··· Information provided ···

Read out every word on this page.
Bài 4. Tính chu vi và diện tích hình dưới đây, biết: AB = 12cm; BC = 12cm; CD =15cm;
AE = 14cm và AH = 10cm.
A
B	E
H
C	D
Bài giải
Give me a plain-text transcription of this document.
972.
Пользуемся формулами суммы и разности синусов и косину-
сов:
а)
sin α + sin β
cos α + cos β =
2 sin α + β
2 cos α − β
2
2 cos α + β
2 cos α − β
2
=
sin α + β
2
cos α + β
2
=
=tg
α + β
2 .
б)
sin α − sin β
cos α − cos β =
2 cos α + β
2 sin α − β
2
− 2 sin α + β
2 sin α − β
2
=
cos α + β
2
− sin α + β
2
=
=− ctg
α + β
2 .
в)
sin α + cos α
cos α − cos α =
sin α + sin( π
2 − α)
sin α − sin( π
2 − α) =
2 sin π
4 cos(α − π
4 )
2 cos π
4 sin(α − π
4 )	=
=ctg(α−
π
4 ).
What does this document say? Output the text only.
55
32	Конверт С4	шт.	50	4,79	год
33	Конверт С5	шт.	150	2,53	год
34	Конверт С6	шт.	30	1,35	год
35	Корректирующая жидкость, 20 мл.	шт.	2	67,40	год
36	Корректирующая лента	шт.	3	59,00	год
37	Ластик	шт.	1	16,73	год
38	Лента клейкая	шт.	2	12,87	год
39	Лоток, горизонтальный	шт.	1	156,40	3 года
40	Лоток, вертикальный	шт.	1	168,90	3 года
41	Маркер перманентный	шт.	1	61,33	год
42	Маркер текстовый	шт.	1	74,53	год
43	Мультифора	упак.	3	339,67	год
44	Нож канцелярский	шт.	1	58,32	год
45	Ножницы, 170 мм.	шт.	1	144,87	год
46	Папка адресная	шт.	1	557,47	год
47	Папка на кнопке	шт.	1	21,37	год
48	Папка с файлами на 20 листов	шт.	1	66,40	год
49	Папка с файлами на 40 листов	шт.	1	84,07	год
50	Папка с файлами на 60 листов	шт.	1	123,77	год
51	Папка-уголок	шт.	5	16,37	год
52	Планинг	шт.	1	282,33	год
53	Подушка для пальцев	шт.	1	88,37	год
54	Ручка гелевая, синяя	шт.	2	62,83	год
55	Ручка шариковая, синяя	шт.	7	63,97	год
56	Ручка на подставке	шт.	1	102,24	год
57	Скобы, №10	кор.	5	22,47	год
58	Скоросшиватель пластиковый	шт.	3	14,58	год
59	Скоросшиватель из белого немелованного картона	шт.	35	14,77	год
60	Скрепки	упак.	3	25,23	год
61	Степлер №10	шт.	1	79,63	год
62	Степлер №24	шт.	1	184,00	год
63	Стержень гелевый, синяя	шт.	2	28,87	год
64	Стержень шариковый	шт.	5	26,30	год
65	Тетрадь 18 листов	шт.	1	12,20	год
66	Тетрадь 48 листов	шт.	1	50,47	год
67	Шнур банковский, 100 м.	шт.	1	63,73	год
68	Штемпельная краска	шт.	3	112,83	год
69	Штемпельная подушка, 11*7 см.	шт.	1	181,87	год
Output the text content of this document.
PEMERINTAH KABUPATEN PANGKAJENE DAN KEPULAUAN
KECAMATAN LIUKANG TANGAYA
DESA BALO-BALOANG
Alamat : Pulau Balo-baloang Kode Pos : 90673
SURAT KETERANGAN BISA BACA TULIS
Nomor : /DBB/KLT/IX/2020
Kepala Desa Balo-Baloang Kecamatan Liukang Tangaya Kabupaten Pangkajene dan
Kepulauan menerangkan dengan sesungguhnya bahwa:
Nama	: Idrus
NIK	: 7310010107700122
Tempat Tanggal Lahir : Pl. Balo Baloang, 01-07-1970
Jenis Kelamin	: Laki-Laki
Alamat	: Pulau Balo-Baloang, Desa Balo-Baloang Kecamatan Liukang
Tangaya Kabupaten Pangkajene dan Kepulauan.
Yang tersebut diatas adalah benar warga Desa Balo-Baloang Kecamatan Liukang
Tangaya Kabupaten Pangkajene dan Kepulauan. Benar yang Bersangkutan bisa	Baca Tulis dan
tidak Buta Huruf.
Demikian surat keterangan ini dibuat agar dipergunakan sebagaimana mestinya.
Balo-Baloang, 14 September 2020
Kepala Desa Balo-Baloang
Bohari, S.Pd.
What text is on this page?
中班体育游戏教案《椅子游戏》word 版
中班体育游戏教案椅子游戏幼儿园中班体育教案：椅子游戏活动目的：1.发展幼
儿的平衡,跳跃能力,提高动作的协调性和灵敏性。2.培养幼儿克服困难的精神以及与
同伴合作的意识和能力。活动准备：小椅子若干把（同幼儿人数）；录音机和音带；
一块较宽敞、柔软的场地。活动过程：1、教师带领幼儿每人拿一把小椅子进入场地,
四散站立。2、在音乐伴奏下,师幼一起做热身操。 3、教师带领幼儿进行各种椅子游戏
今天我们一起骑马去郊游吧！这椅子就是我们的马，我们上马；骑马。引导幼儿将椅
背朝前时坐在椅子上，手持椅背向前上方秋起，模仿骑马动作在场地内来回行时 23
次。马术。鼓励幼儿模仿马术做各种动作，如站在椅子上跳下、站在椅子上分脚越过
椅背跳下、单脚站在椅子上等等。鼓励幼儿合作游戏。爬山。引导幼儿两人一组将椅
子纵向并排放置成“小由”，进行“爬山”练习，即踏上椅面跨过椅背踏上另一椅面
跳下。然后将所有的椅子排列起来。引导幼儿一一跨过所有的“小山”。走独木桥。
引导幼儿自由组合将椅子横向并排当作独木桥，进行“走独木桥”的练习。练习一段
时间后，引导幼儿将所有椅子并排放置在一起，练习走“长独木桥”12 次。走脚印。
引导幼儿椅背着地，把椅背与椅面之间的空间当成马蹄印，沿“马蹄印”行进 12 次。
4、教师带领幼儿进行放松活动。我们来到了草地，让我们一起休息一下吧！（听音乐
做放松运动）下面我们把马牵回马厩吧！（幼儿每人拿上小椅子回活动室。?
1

···

§ Goal
How many lines in the listing above contain the string "this"? Answer with the number only.

§ Exercise answer
5